**DIRECTIVE:**
Copy every line of the data that contains the string "Republic".
((
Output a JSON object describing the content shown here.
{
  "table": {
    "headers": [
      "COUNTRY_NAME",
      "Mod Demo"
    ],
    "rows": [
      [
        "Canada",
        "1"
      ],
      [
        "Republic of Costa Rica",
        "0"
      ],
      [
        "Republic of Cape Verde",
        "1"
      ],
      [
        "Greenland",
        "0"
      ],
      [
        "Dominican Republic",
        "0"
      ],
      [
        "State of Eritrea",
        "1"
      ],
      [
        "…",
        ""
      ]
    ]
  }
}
))
**SOLUTION FOR THIS PROBLEM:**
        "Republic of Costa Rica",
        "Republic of Cape Verde",
        "Dominican Republic",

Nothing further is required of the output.